### TASK PROMPT
List all lines of the data containing the word "should".

***** GIVEN INFORMATION

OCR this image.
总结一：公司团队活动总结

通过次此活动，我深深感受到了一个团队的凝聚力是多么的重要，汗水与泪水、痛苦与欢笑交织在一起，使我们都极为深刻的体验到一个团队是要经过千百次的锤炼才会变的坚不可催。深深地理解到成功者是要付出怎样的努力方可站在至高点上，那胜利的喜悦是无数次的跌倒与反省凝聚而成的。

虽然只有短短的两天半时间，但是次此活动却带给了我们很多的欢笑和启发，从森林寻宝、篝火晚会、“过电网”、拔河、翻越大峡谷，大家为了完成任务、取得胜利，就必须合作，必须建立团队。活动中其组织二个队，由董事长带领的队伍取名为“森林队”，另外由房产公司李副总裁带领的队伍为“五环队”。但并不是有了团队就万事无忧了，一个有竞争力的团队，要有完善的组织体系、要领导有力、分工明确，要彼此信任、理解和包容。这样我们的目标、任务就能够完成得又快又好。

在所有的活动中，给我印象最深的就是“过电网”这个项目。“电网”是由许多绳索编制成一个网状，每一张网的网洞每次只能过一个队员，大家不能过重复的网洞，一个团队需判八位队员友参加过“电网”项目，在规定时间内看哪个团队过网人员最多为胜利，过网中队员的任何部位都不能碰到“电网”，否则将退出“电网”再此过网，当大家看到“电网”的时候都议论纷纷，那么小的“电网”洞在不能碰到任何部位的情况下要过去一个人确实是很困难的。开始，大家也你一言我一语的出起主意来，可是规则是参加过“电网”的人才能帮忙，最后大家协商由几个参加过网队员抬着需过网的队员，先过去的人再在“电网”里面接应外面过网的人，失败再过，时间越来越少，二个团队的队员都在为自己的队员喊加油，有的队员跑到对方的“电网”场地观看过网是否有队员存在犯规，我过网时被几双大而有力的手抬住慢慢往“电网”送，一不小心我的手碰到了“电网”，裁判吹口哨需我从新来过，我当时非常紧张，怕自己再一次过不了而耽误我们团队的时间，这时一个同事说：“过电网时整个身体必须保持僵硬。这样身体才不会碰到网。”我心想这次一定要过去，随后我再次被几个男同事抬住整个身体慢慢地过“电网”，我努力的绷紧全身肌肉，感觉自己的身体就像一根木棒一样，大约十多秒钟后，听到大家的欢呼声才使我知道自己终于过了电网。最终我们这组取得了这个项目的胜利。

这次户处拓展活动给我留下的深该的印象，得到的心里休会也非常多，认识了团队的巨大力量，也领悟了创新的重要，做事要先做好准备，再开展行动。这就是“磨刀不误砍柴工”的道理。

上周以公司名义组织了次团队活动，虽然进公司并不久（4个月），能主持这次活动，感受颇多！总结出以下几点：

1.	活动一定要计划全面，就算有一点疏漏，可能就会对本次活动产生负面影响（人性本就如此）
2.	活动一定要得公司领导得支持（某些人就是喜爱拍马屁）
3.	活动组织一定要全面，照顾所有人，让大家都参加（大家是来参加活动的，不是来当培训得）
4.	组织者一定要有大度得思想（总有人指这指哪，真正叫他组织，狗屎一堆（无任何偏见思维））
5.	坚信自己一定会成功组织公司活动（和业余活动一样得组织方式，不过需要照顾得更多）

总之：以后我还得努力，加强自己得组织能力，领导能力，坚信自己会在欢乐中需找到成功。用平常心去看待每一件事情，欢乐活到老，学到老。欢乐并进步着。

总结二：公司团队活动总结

**********
***** GIVEN INFORMATION

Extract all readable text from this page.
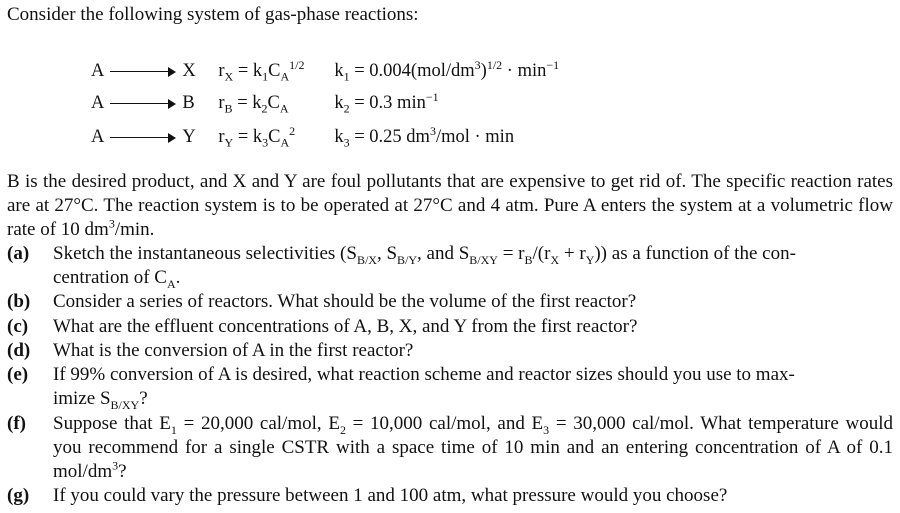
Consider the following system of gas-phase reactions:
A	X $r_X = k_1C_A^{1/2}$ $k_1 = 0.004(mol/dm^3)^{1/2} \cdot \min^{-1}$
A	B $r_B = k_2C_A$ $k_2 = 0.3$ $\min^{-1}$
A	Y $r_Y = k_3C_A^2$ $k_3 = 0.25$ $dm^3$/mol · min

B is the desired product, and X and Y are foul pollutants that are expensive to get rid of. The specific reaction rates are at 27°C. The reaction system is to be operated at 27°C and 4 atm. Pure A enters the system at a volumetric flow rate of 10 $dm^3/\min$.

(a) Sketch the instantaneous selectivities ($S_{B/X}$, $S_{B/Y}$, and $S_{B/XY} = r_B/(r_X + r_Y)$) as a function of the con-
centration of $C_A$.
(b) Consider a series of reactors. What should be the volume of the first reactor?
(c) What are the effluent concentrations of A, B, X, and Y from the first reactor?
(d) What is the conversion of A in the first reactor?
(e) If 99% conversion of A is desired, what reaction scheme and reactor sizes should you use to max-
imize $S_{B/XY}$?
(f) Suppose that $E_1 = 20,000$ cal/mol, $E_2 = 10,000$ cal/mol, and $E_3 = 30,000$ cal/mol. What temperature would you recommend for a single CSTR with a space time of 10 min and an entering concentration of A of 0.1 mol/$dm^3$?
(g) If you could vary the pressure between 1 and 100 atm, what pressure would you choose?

**********
***** GIVEN INFORMATION

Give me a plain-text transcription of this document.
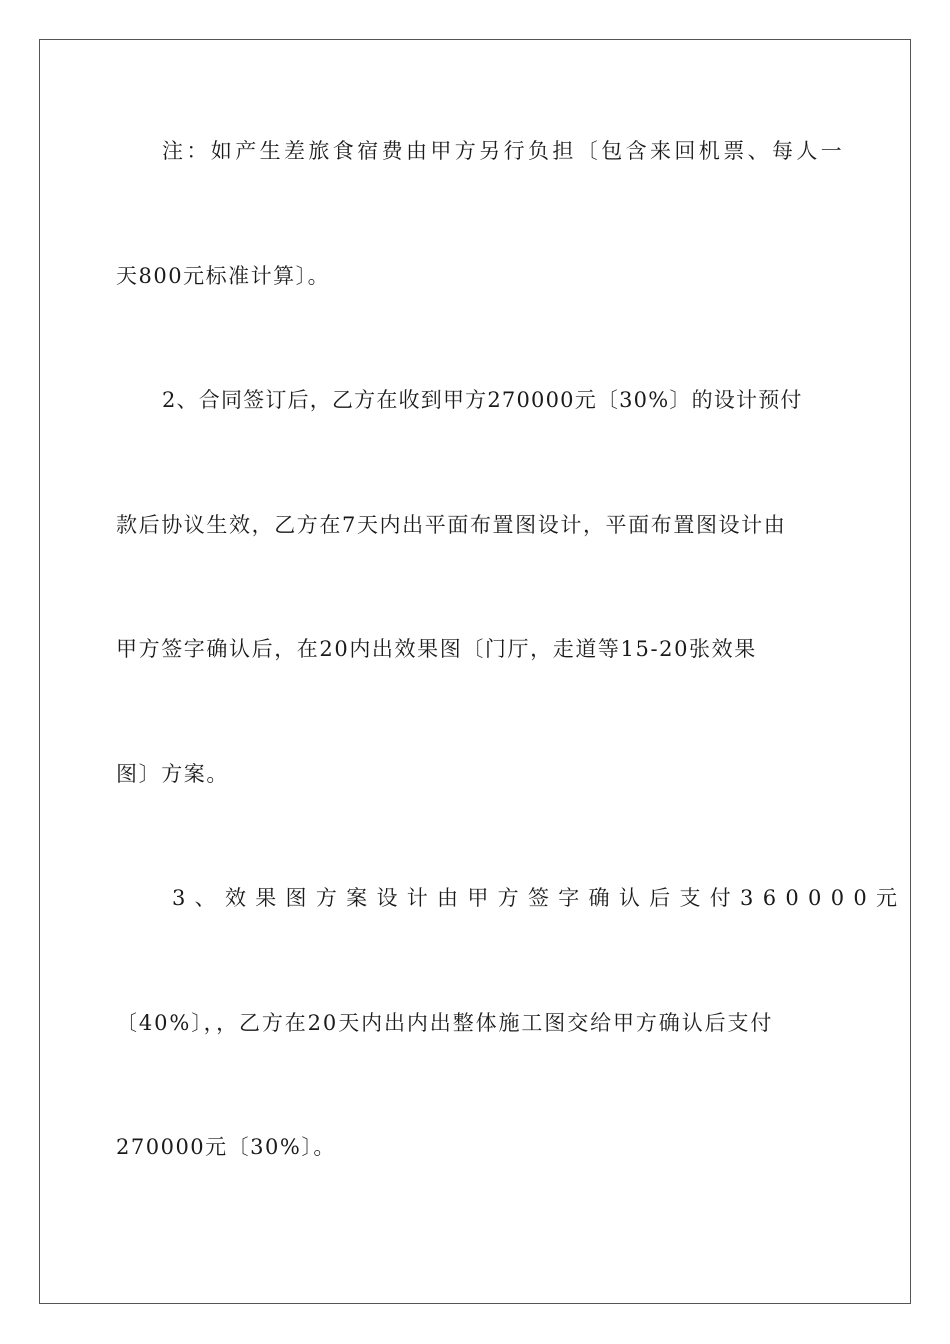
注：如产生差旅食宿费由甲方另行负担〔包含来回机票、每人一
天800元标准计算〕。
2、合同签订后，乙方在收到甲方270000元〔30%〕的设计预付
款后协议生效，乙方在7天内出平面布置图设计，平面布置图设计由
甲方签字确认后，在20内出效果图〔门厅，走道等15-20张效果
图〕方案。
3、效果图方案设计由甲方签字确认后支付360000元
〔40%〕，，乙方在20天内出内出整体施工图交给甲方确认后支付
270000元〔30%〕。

**********

### RESULT OF THE EXERCISE
(b) Consider a series of reactors. What should be the volume of the first reactor?
(e) If 99% conversion of A is desired, what reaction scheme and reactor sizes should you use to max-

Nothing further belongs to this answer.